--- Start ---
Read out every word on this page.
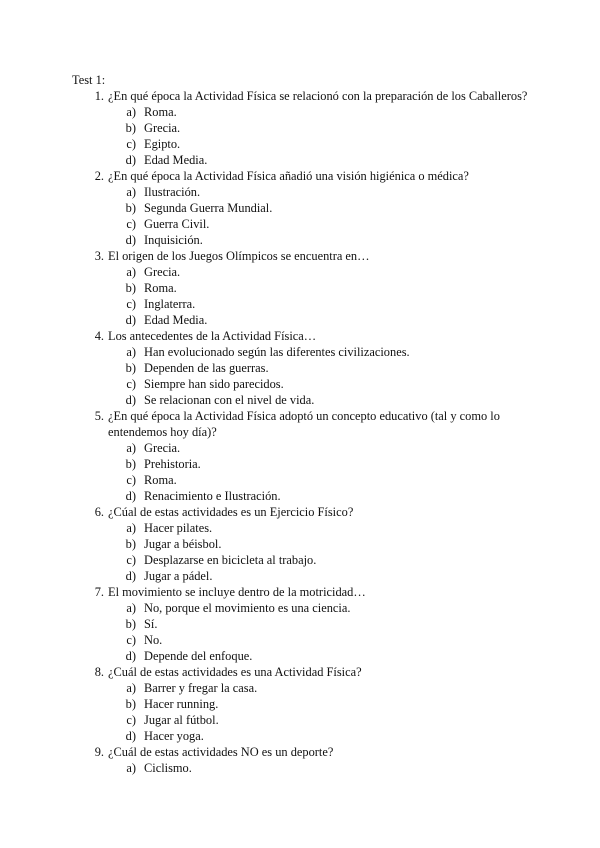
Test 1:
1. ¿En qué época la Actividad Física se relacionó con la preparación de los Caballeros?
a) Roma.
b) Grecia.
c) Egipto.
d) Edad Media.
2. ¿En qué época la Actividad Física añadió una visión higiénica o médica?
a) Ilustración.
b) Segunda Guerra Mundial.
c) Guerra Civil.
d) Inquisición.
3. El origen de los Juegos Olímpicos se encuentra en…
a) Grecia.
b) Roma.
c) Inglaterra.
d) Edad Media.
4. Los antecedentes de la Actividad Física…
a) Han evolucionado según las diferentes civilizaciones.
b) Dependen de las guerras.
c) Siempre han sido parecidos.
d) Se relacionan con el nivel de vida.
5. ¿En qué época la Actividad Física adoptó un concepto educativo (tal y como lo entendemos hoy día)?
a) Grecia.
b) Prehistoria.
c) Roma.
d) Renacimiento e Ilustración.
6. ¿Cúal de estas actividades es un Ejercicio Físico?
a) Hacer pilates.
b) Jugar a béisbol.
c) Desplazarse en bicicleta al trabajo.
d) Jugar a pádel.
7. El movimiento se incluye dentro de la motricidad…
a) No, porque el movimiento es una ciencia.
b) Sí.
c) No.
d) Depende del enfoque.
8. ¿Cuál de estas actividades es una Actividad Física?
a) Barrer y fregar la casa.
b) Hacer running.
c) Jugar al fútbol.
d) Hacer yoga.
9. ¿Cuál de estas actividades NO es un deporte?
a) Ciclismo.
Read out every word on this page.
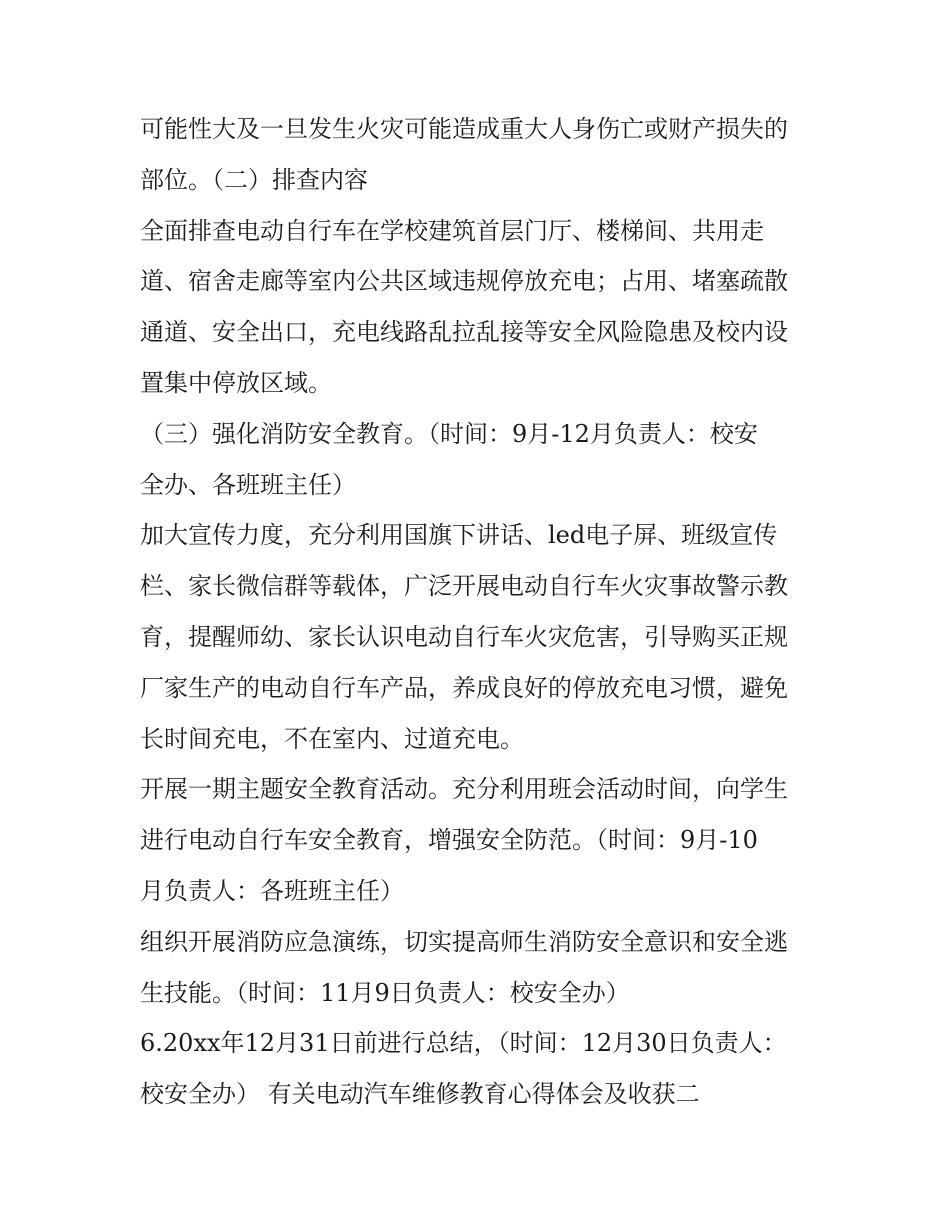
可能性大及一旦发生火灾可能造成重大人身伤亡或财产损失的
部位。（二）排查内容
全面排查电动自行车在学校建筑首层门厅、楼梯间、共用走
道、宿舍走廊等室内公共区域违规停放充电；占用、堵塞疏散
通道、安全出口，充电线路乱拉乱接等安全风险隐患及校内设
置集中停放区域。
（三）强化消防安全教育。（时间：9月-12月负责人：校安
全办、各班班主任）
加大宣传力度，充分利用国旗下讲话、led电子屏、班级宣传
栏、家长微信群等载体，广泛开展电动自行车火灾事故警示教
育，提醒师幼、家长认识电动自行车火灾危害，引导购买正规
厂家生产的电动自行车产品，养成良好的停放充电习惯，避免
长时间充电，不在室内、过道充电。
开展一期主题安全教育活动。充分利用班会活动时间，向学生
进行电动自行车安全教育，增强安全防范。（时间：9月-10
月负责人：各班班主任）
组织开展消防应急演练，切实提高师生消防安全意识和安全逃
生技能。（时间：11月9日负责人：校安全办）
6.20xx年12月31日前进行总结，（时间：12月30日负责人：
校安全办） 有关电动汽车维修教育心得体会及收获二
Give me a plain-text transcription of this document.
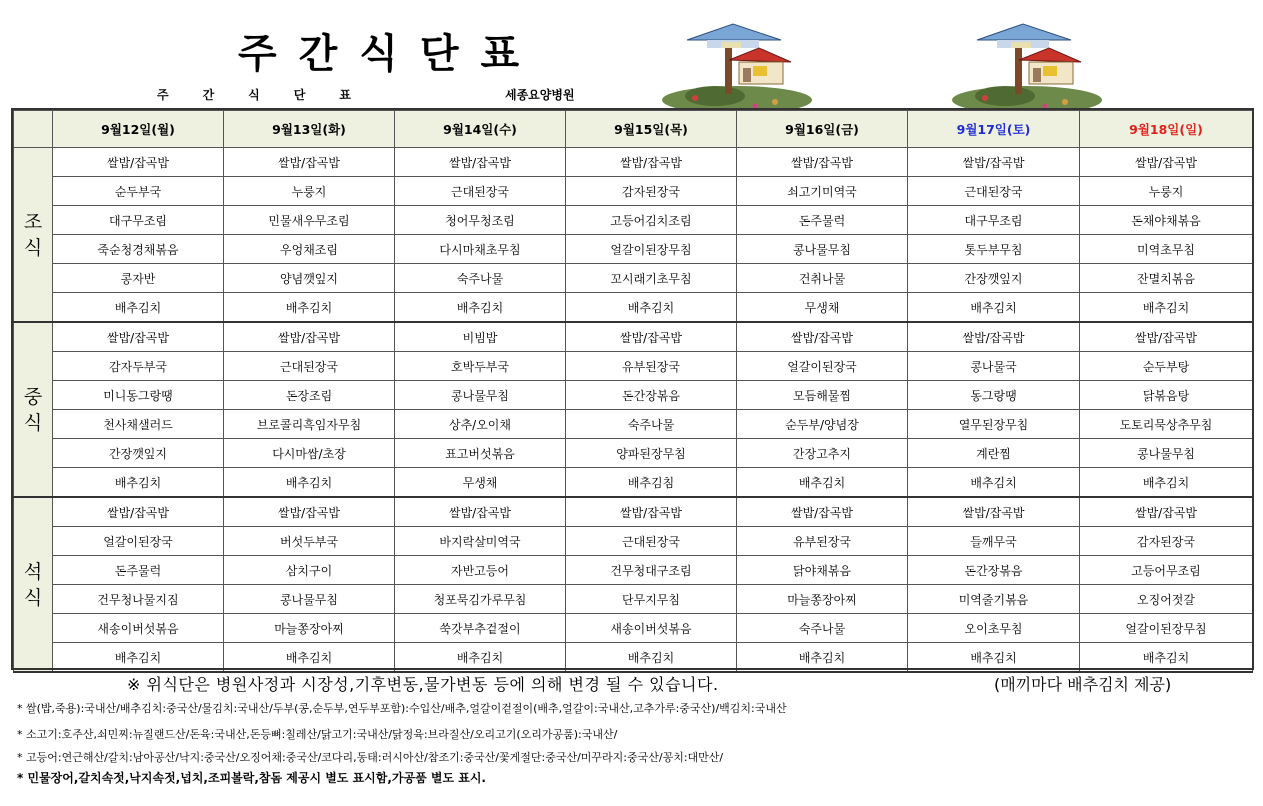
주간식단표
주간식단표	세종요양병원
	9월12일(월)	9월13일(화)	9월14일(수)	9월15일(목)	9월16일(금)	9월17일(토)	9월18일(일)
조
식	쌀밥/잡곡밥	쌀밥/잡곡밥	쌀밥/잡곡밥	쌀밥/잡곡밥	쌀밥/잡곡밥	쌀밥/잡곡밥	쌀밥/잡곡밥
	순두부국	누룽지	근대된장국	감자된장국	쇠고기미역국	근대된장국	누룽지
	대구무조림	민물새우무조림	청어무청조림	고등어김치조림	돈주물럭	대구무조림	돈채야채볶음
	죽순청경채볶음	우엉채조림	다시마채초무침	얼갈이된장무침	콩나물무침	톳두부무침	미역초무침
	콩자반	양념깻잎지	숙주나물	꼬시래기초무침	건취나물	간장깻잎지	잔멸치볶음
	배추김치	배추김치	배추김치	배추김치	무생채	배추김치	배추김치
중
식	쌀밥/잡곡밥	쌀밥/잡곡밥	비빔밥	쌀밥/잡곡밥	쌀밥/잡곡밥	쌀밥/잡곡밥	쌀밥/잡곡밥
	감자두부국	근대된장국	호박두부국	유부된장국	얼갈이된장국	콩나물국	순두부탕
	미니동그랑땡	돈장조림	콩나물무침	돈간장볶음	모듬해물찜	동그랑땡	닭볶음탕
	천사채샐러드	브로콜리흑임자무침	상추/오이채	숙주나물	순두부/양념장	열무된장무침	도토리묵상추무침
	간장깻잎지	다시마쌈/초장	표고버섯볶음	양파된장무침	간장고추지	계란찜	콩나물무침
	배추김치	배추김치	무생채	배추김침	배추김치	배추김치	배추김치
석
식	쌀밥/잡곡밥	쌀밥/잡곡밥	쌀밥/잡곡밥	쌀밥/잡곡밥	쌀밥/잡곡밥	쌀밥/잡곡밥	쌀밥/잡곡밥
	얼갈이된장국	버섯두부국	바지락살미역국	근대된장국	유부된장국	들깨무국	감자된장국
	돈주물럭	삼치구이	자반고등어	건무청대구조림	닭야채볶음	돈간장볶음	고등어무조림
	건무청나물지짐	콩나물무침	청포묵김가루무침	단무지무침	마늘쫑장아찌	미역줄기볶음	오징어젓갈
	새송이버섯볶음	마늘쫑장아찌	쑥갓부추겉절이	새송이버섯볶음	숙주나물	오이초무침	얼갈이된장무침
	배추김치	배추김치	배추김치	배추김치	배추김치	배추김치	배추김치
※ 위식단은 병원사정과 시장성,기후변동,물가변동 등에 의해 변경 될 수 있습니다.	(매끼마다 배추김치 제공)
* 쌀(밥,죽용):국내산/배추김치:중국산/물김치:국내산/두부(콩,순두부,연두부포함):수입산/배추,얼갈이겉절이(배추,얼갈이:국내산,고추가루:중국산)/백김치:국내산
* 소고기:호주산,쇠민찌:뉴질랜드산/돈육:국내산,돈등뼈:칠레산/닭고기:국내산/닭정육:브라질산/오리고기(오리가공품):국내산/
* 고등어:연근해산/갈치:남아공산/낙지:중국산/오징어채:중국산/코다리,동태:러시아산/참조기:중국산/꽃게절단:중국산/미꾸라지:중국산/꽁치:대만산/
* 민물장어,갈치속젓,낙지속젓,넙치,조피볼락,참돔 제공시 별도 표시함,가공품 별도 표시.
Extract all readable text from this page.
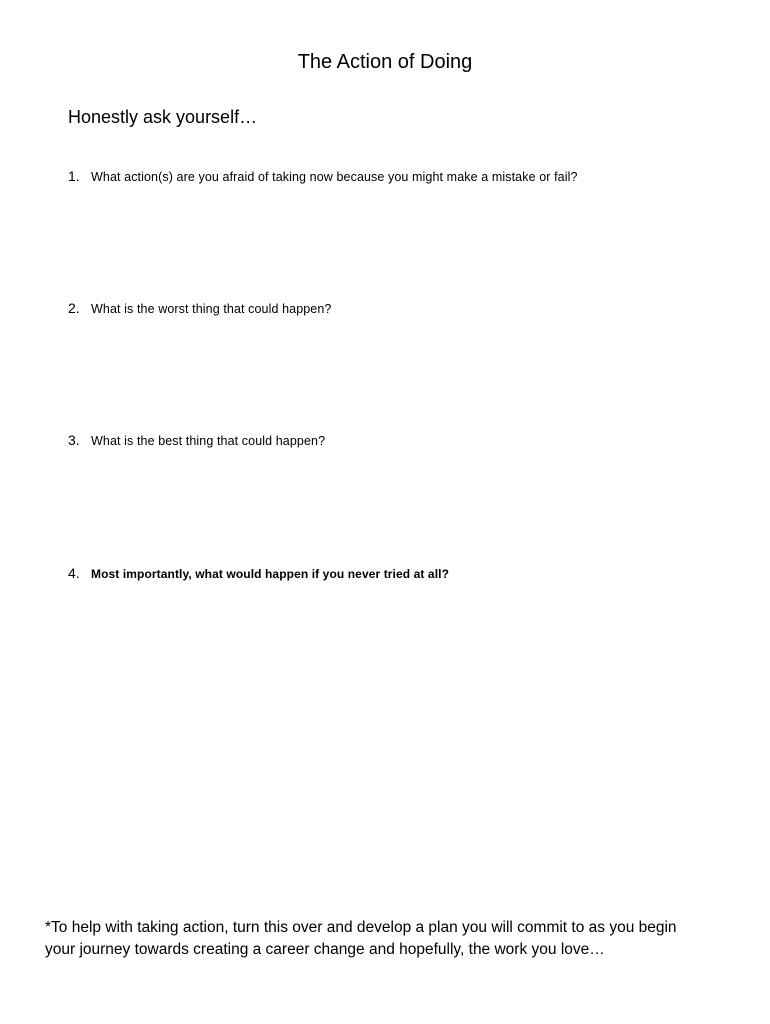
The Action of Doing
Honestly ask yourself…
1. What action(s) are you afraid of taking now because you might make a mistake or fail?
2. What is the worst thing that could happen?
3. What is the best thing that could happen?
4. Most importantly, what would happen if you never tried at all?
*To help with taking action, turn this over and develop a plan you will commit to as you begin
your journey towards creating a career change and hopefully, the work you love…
--- End ---
> YOUR OBJECTIVE
In the data above, find the line with "Extract all readable text from this page." and repeat it and every line after it through the end, exactly; leave the pictures out.

> TASK SOLUTION
Extract all readable text from this page.
The Action of Doing
Honestly ask yourself…
1. What action(s) are you afraid of taking now because you might make a mistake or fail?
2. What is the worst thing that could happen?
3. What is the best thing that could happen?
4. Most importantly, what would happen if you never tried at all?
*To help with taking action, turn this over and develop a plan you will commit to as you begin
your journey towards creating a career change and hopefully, the work you love…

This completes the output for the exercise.